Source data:
◆ ◆ ◆ ◆ ◆

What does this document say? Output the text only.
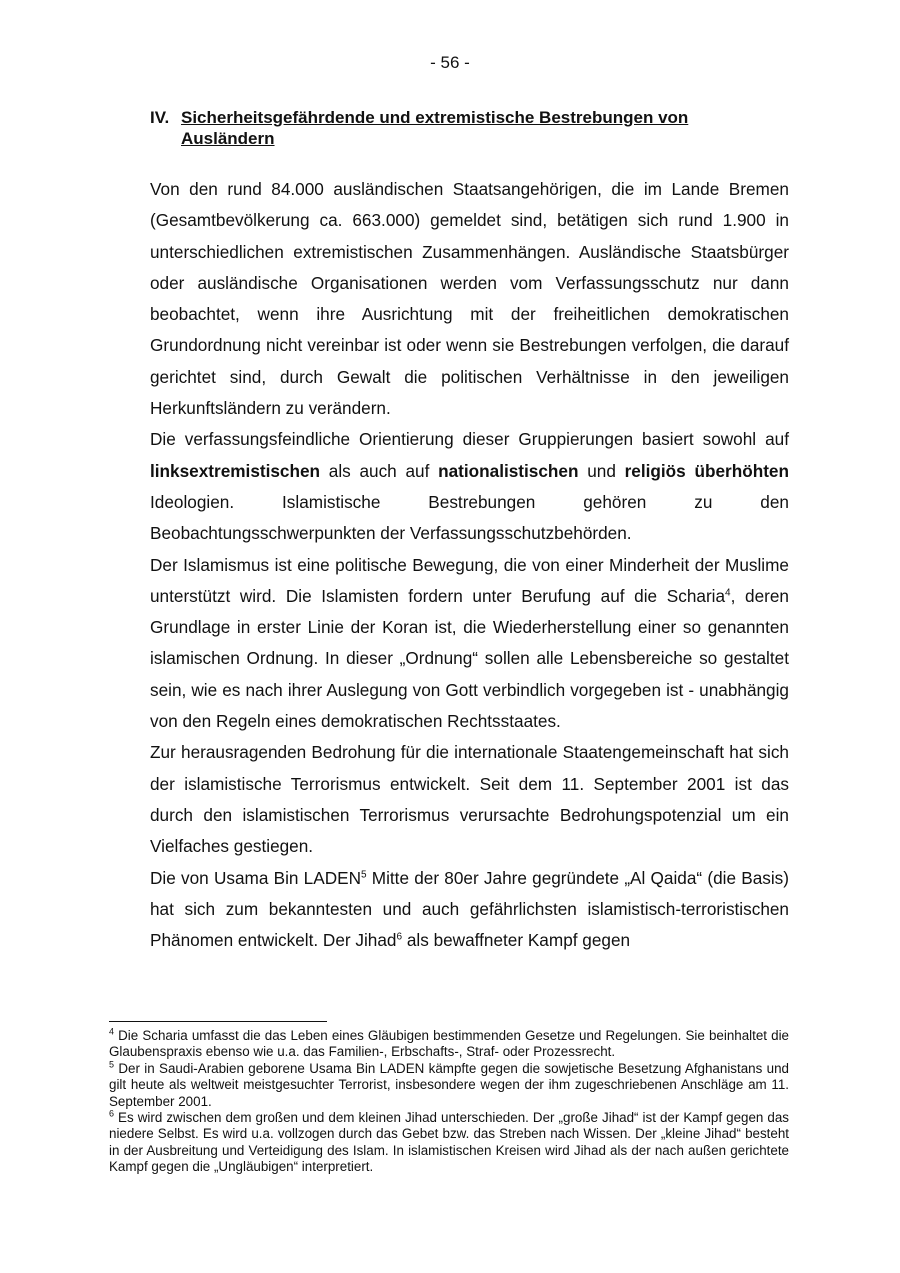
- 56 -
IV. Sicherheitsgefährdende und extremistische Bestrebungen von Ausländern

Von den rund 84.000 ausländischen Staatsangehörigen, die im Lande Bremen (Gesamtbevölkerung ca. 663.000) gemeldet sind, betätigen sich rund 1.900 in unterschiedlichen extremistischen Zusammenhängen. Ausländische Staatsbürger oder ausländische Organisationen werden vom Verfassungsschutz nur dann beobachtet, wenn ihre Ausrichtung mit der freiheitlichen demokratischen Grundordnung nicht vereinbar ist oder wenn sie Bestrebungen verfolgen, die darauf gerichtet sind, durch Gewalt die politischen Verhältnisse in den jeweiligen Herkunftsländern zu verändern.

Die verfassungsfeindliche Orientierung dieser Gruppierungen basiert sowohl auf linksextremistischen als auch auf nationalistischen und religiös überhöhten Ideologien. Islamistische Bestrebungen gehören zu den Beobachtungsschwerpunkten der Verfassungsschutzbehörden.

Der Islamismus ist eine politische Bewegung, die von einer Minderheit der Muslime unterstützt wird. Die Islamisten fordern unter Berufung auf die Scharia$^4$, deren Grundlage in erster Linie der Koran ist, die Wiederherstellung einer so genannten islamischen Ordnung. In dieser „Ordnung“ sollen alle Lebensbereiche so gestaltet sein, wie es nach ihrer Auslegung von Gott verbindlich vorgegeben ist - unabhängig von den Regeln eines demokratischen Rechtsstaates.

Zur herausragenden Bedrohung für die internationale Staatengemeinschaft hat sich der islamistische Terrorismus entwickelt. Seit dem 11. September 2001 ist das durch den islamistischen Terrorismus verursachte Bedrohungspotenzial um ein Vielfaches gestiegen.

Die von Usama Bin LADEN$^5$ Mitte der 80er Jahre gegründete „Al Qaida“ (die Basis) hat sich zum bekanntesten und auch gefährlichsten islamistisch-terroristischen Phänomen entwickelt. Der Jihad$^6$ als bewaffneter Kampf gegen

$^4$ Die Scharia umfasst die das Leben eines Gläubigen bestimmenden Gesetze und Regelungen. Sie beinhaltet die Glaubenspraxis ebenso wie u.a. das Familien-, Erbschafts-, Straf- oder Prozessrecht.

$^5$ Der in Saudi-Arabien geborene Usama Bin LADEN kämpfte gegen die sowjetische Besetzung Afghanistans und gilt heute als weltweit meistgesuchter Terrorist, insbesondere wegen der ihm zugeschriebenen Anschläge am 11. September 2001.

$^6$ Es wird zwischen dem großen und dem kleinen Jihad unterschieden. Der „große Jihad“ ist der Kampf gegen das niedere Selbst. Es wird u.a. vollzogen durch das Gebet bzw. das Streben nach Wissen. Der „kleine Jihad“ besteht in der Ausbreitung und Verteidigung des Islam. In islamistischen Kreisen wird Jihad als der nach außen gerichtete Kampf gegen die „Ungläubigen“ interpretiert.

◆ ◆ ◆ ◆ ◆

# What is needed:
Return each line where "islamistischen" shows up.

# Solution for this exercise:
Zur herausragenden Bedrohung für die internationale Staatengemeinschaft hat sich der islamistische Terrorismus entwickelt. Seit dem 11. September 2001 ist das durch den islamistischen Terrorismus verursachte Bedrohungspotenzial um ein Vielfaches gestiegen.
$^6$ Es wird zwischen dem großen und dem kleinen Jihad unterschieden. Der „große Jihad“ ist der Kampf gegen das niedere Selbst. Es wird u.a. vollzogen durch das Gebet bzw. das Streben nach Wissen. Der „kleine Jihad“ besteht in der Ausbreitung und Verteidigung des Islam. In islamistischen Kreisen wird Jihad als der nach außen gerichtete Kampf gegen die „Ungläubigen“ interpretiert.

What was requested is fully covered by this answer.